Required actions
[1] Please give the column on Labour's opposition tactics again, beginning at the words "This is Jay" and stopping after "be fair though,...", with "furore" changed to "outcry" wherever it appears.
[2] According to the column on Labour's opposition tactics, whose mandate to govern does the Labour Party now fully recognize?

Selected text
This is Jay talking
There are some rules in civilised countries which are basic. They are uniformly observed and the failure to live by them provokes the kind of enduring furore that Labour's handling of the 1981 election results caused in this country. To be fair though,...
There are some rules in civilised countries which are basic. They are uniformly observed and the failure to live by them provokes the kind of enduring furore that Labour's handling of the 1981 election results caused in this country.
To be fair though, it is praiseworthy - albeit normal behaviour in a democracy - for the Labour Party now to fully recognise the PN's mandate to govern. Its parliamentary and popular majority is miniscule but Joseph Muscat and his team have never for a moment placed the legitimacy of the government in any doubt.
For sure, their parliamentary opposition is entirely directed towards bringing it down at the first available opportunity - but to do that is another, acceptable, rule of a modern state.
The latest strategy in Labour's bid to achieve its aims is fairly clear: Identifying potentially divisive issues. This is not too difficult given the tough times we are facing, but, critically, they must have the potential to split the unity of the PN's parliamentary group.
A parliamentary motion to discuss the subject so identified is proposed and, with the trap set, a wait-and-see approach is taken. If all goes according to plan someone or other from government's backbench may rise to the bait and regale the opposition with a victorious vote.

(Region annotation records)

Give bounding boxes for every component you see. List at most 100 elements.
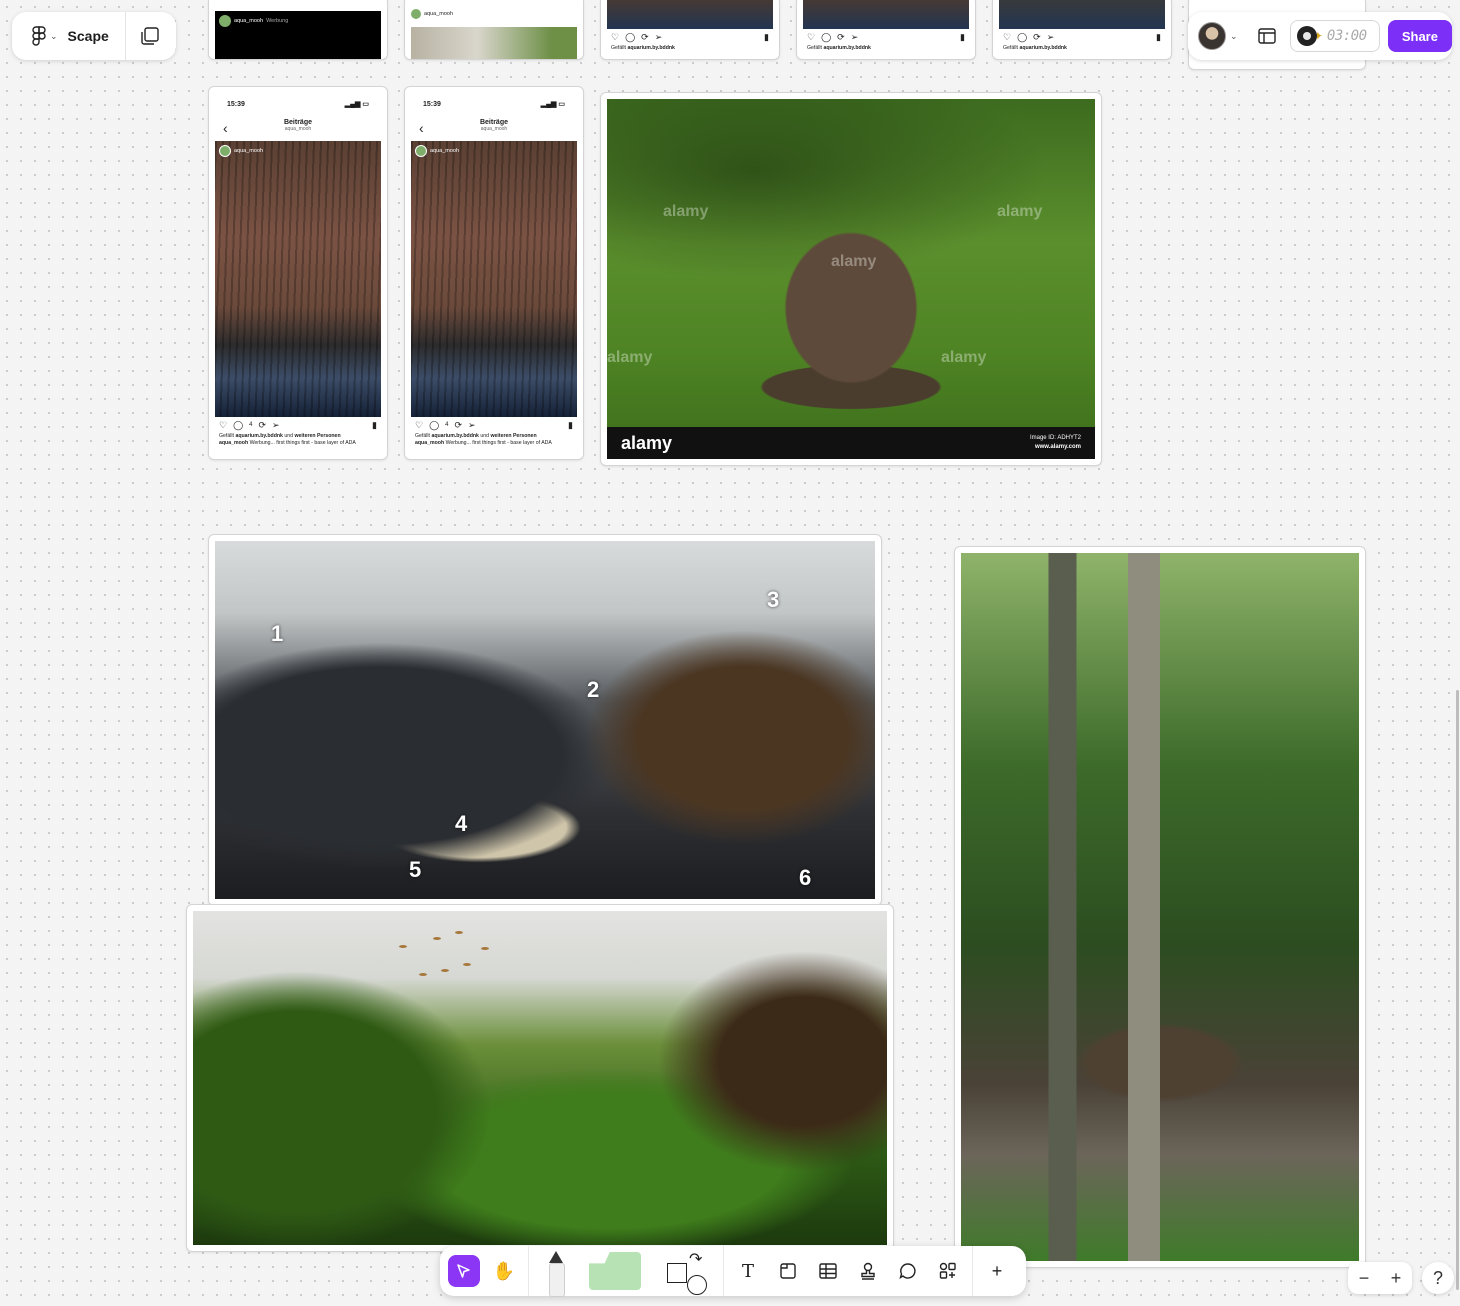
bookmark-icon[interactable]: ▮	[372, 420, 377, 431]
comment-count: 4	[249, 422, 253, 428]
main-menu-button[interactable]: ⌄	[12, 12, 68, 60]
repost-icon[interactable]: ⟳	[641, 32, 649, 43]
forest-image-frame[interactable]	[954, 546, 1366, 1268]
vertical-scrollbar[interactable]	[1456, 690, 1459, 1290]
post-caption: Gefällt aquarium.by.bddnk	[807, 45, 871, 51]
hand-tool[interactable]: ✋	[484, 1251, 524, 1291]
zoom-out-button[interactable]: −	[1359, 1268, 1370, 1289]
post-caption: Gefällt aquarium.by.bddnk und weiteren P…	[219, 433, 356, 446]
help-button[interactable]: ?	[1422, 1262, 1454, 1294]
tree-stump-photo: alamy alamy alamy alamy alamy alamy Imag…	[607, 99, 1095, 459]
watermark: alamy	[831, 253, 877, 270]
timer-button[interactable]: ✦ 03:00	[1289, 20, 1380, 52]
bookmark-icon[interactable]: ▮	[960, 32, 965, 43]
table-icon	[819, 1263, 837, 1279]
avatar	[1198, 22, 1226, 50]
text-tool[interactable]: T	[728, 1251, 768, 1291]
canvas-image-frame[interactable]: ♡ ◯ ⟳ ➢ ▮ Gefällt aquarium.by.bddnk	[796, 0, 976, 60]
canvas-image-frame[interactable]: aqua_mooh Werbung	[208, 0, 388, 60]
send-icon[interactable]: ➢	[272, 420, 280, 431]
section-tool[interactable]	[768, 1251, 808, 1291]
marker-tool[interactable]	[543, 1249, 569, 1297]
comment-tool[interactable]	[888, 1251, 928, 1291]
heart-icon[interactable]: ♡	[1003, 32, 1011, 43]
file-name[interactable]: Scape	[68, 28, 125, 44]
tree-roots-photo	[961, 553, 1359, 1261]
alamy-footer: alamy Image ID: ADHYT2 www.alamy.com	[607, 427, 1095, 459]
repost-icon[interactable]: ⟳	[455, 420, 463, 431]
back-icon[interactable]: ‹	[419, 120, 424, 136]
fish-shape	[463, 963, 471, 966]
planted-tank-photo	[193, 911, 887, 1245]
bookmark-icon[interactable]: ▮	[1156, 32, 1161, 43]
zoom-in-button[interactable]: +	[1391, 1268, 1402, 1289]
canvas-image-frame[interactable]: ♡ ◯ ⟳ ➢ ▮ Gefällt aquarium.by.bddnk	[992, 0, 1172, 60]
circle-icon	[687, 1275, 707, 1295]
post-username: aqua_mooh	[424, 11, 454, 17]
instagram-post-frame[interactable]: 15:39 ▂▄▆ ▭ ‹ Beiträge aqua_mooh aqua_mo…	[208, 86, 388, 460]
post-thumbnail	[803, 0, 969, 29]
post-actions: ♡ ◯ ⟳ ➢ ▮	[803, 29, 969, 45]
pages-icon	[141, 27, 159, 45]
marker-2: 2	[587, 677, 600, 702]
send-icon[interactable]: ➢	[655, 32, 663, 43]
heart-icon[interactable]: ♡	[415, 420, 423, 431]
widgets-tool[interactable]	[928, 1251, 968, 1291]
repost-icon[interactable]: ⟳	[259, 420, 267, 431]
divider	[528, 1246, 529, 1296]
back-icon[interactable]: ‹	[223, 120, 228, 136]
avatar	[411, 9, 421, 19]
comment-icon[interactable]: ◯	[821, 32, 831, 43]
table-tool[interactable]	[808, 1251, 848, 1291]
watermark: alamy	[941, 349, 987, 366]
send-icon[interactable]: ➢	[468, 420, 476, 431]
stamp-tool[interactable]	[848, 1251, 888, 1291]
layout-button[interactable]	[1250, 28, 1284, 44]
send-icon[interactable]: ➢	[1047, 32, 1055, 43]
main-menu-bar: ⌄ Scape	[12, 12, 176, 60]
hand-icon: ✋	[492, 1260, 516, 1281]
repost-icon[interactable]: ⟳	[1033, 32, 1041, 43]
planted-tank-image-frame[interactable]	[186, 904, 894, 1252]
canvas-image-frame[interactable]: aqua_mooh	[404, 0, 584, 60]
post-header: ‹ Beiträge aqua_mooh	[215, 115, 381, 141]
post-caption: Gefällt aquarium.by.bddnk und weiteren P…	[415, 433, 552, 446]
pen-body	[549, 1263, 565, 1297]
divider	[972, 1246, 973, 1296]
canvas-image-frame[interactable]: ♡ ◯ ⟳ ➢ ▮ Gefällt aquarium.by.bddnk	[600, 0, 780, 60]
pen-icon	[549, 1251, 563, 1263]
bookmark-icon[interactable]: ▮	[764, 32, 769, 43]
shape-tool[interactable]: ↷	[655, 1249, 715, 1295]
fish-shape	[455, 931, 463, 934]
move-tool[interactable]	[448, 1255, 480, 1287]
share-button[interactable]: Share	[1387, 20, 1452, 52]
heart-icon[interactable]: ♡	[807, 32, 815, 43]
post-thumbnail	[999, 0, 1165, 29]
zoom-controls: − +	[1348, 1262, 1412, 1294]
pages-button[interactable]	[126, 12, 174, 60]
comment-icon[interactable]: ◯	[625, 32, 635, 43]
heart-icon[interactable]: ♡	[611, 32, 619, 43]
post-caption: Gefällt aquarium.by.bddnk	[611, 45, 675, 51]
stamp-icon	[861, 1262, 875, 1280]
comment-icon[interactable]: ◯	[429, 420, 439, 431]
more-tools-button[interactable]: +	[977, 1251, 1017, 1291]
post-screenshot: 15:39 ▂▄▆ ▭ ‹ Beiträge aqua_mooh aqua_mo…	[215, 93, 381, 453]
send-icon[interactable]: ➢	[851, 32, 859, 43]
sticky-note-tool[interactable]	[589, 1252, 641, 1290]
user-menu-button[interactable]: ⌄	[1188, 22, 1250, 50]
post-thumbnail	[607, 0, 773, 29]
comment-icon[interactable]: ◯	[233, 420, 243, 431]
repost-icon[interactable]: ⟳	[837, 32, 845, 43]
heart-icon[interactable]: ♡	[219, 420, 227, 431]
avatar	[415, 145, 427, 157]
battery-icon: ▂▄▆ ▭	[540, 101, 565, 108]
bookmark-icon[interactable]: ▮	[568, 420, 573, 431]
hardscape-image-frame[interactable]: 1 2 3 4 5 6	[208, 534, 882, 906]
instagram-post-frame[interactable]: 15:39 ▂▄▆ ▭ ‹ Beiträge aqua_mooh aqua_mo…	[404, 86, 584, 460]
stump-image-frame[interactable]: alamy alamy alamy alamy alamy alamy Imag…	[600, 92, 1102, 466]
post-header-title: Beiträge	[479, 119, 508, 126]
watermark: alamy	[663, 203, 709, 220]
comment-icon[interactable]: ◯	[1017, 32, 1027, 43]
section-icon	[780, 1263, 796, 1279]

Expected outputs
[1]
This is Jay talking
There are some rules in civilised countries which are basic. They are uniformly observed and the failure to live by them provokes the kind of enduring outcry that Labour's handling of the 1981 election results caused in this country. To be fair though,...

[2] The PN's mandate to govern.